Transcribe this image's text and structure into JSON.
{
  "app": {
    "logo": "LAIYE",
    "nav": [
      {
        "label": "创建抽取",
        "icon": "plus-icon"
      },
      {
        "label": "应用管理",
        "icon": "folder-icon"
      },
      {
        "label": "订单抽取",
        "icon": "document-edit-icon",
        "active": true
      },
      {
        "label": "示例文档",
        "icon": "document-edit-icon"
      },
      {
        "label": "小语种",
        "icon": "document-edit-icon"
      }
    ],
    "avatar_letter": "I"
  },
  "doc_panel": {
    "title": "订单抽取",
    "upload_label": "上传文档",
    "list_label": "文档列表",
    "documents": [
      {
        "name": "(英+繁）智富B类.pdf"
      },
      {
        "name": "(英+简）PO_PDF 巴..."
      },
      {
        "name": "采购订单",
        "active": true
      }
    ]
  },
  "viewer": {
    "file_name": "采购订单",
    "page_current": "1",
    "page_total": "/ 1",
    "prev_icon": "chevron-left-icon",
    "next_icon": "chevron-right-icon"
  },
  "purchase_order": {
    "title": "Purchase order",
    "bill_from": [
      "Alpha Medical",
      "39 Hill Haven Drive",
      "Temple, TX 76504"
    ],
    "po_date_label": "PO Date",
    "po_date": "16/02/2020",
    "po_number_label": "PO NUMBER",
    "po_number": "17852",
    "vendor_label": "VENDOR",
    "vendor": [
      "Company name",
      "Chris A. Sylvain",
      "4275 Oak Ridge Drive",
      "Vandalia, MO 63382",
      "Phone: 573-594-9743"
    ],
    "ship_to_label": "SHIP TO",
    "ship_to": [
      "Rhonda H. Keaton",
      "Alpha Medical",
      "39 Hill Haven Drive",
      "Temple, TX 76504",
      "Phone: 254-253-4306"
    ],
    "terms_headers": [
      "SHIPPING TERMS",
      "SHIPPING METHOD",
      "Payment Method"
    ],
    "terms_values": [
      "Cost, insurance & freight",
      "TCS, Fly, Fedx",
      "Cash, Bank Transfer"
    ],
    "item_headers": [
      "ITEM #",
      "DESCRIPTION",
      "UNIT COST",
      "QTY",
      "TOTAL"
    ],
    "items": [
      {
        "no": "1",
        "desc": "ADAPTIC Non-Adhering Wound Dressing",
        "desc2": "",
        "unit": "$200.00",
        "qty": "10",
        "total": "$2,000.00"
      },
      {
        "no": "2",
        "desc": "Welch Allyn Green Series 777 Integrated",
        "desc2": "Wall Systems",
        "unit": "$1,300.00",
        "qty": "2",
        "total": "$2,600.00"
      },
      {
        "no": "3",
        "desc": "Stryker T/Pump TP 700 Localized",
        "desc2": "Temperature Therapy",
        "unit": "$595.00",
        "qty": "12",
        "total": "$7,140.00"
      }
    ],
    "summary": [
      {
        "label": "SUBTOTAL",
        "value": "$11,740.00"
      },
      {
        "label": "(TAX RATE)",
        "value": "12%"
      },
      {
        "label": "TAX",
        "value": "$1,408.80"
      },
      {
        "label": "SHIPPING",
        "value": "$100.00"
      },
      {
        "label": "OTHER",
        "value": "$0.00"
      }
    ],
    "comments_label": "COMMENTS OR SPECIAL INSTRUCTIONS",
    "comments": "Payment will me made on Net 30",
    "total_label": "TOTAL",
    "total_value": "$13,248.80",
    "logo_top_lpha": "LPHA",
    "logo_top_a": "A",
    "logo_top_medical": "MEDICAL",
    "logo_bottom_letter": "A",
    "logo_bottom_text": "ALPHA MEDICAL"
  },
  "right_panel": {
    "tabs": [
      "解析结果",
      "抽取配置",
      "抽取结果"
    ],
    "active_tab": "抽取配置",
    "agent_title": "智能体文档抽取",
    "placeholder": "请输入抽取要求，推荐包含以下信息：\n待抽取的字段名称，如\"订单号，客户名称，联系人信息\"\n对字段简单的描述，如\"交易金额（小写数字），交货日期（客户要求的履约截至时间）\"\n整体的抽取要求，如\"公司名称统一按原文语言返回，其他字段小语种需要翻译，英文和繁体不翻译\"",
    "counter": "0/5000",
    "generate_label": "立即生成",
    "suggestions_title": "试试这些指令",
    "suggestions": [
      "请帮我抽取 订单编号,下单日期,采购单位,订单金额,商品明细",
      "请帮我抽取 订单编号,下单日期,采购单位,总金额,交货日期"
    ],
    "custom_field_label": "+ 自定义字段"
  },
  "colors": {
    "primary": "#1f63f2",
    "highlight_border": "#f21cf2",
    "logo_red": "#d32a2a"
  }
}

### Task brief:
Copy out the full set of records precisely, leaving nothing out.

### Response to the task:
Transcribe this image's text and structure into JSON.
{
  "app": {
    "logo": "LAIYE",
    "nav": [
      {
        "label": "创建抽取",
        "icon": "plus-icon"
      },
      {
        "label": "应用管理",
        "icon": "folder-icon"
      },
      {
        "label": "订单抽取",
        "icon": "document-edit-icon",
        "active": true
      },
      {
        "label": "示例文档",
        "icon": "document-edit-icon"
      },
      {
        "label": "小语种",
        "icon": "document-edit-icon"
      }
    ],
    "avatar_letter": "I"
  },
  "doc_panel": {
    "title": "订单抽取",
    "upload_label": "上传文档",
    "list_label": "文档列表",
    "documents": [
      {
        "name": "(英+繁）智富B类.pdf"
      },
      {
        "name": "(英+简）PO_PDF 巴..."
      },
      {
        "name": "采购订单",
        "active": true
      }
    ]
  },
  "viewer": {
    "file_name": "采购订单",
    "page_current": "1",
    "page_total": "/ 1",
    "prev_icon": "chevron-left-icon",
    "next_icon": "chevron-right-icon"
  },
  "purchase_order": {
    "title": "Purchase order",
    "bill_from": [
      "Alpha Medical",
      "39 Hill Haven Drive",
      "Temple, TX 76504"
    ],
    "po_date_label": "PO Date",
    "po_date": "16/02/2020",
    "po_number_label": "PO NUMBER",
    "po_number": "17852",
    "vendor_label": "VENDOR",
    "vendor": [
      "Company name",
      "Chris A. Sylvain",
      "4275 Oak Ridge Drive",
      "Vandalia, MO 63382",
      "Phone: 573-594-9743"
    ],
    "ship_to_label": "SHIP TO",
    "ship_to": [
      "Rhonda H. Keaton",
      "Alpha Medical",
      "39 Hill Haven Drive",
      "Temple, TX 76504",
      "Phone: 254-253-4306"
    ],
    "terms_headers": [
      "SHIPPING TERMS",
      "SHIPPING METHOD",
      "Payment Method"
    ],
    "terms_values": [
      "Cost, insurance & freight",
      "TCS, Fly, Fedx",
      "Cash, Bank Transfer"
    ],
    "item_headers": [
      "ITEM #",
      "DESCRIPTION",
      "UNIT COST",
      "QTY",
      "TOTAL"
    ],
    "items": [
      {
        "no": "1",
        "desc": "ADAPTIC Non-Adhering Wound Dressing",
        "desc2": "",
        "unit": "$200.00",
        "qty": "10",
        "total": "$2,000.00"
      },
      {
        "no": "2",
        "desc": "Welch Allyn Green Series 777 Integrated",
        "desc2": "Wall Systems",
        "unit": "$1,300.00",
        "qty": "2",
        "total": "$2,600.00"
      },
      {
        "no": "3",
        "desc": "Stryker T/Pump TP 700 Localized",
        "desc2": "Temperature Therapy",
        "unit": "$595.00",
        "qty": "12",
        "total": "$7,140.00"
      }
    ],
    "summary": [
      {
        "label": "SUBTOTAL",
        "value": "$11,740.00"
      },
      {
        "label": "(TAX RATE)",
        "value": "12%"
      },
      {
        "label": "TAX",
        "value": "$1,408.80"
      },
      {
        "label": "SHIPPING",
        "value": "$100.00"
      },
      {
        "label": "OTHER",
        "value": "$0.00"
      }
    ],
    "comments_label": "COMMENTS OR SPECIAL INSTRUCTIONS",
    "comments": "Payment will me made on Net 30",
    "total_label": "TOTAL",
    "total_value": "$13,248.80",
    "logo_top_lpha": "LPHA",
    "logo_top_a": "A",
    "logo_top_medical": "MEDICAL",
    "logo_bottom_letter": "A",
    "logo_bottom_text": "ALPHA MEDICAL"
  },
  "right_panel": {
    "tabs": [
      "解析结果",
      "抽取配置",
      "抽取结果"
    ],
    "active_tab": "抽取配置",
    "agent_title": "智能体文档抽取",
    "placeholder": "请输入抽取要求，推荐包含以下信息：\n待抽取的字段名称，如\"订单号，客户名称，联系人信息\"\n对字段简单的描述，如\"交易金额（小写数字），交货日期（客户要求的履约截至时间）\"\n整体的抽取要求，如\"公司名称统一按原文语言返回，其他字段小语种需要翻译，英文和繁体不翻译\"",
    "counter": "0/5000",
    "generate_label": "立即生成",
    "suggestions_title": "试试这些指令",
    "suggestions": [
      "请帮我抽取 订单编号,下单日期,采购单位,订单金额,商品明细",
      "请帮我抽取 订单编号,下单日期,采购单位,总金额,交货日期"
    ],
    "custom_field_label": "+ 自定义字段"
  },
  "colors": {
    "primary": "#1f63f2",
    "highlight_border": "#f21cf2",
    "logo_red": "#d32a2a"
  }
}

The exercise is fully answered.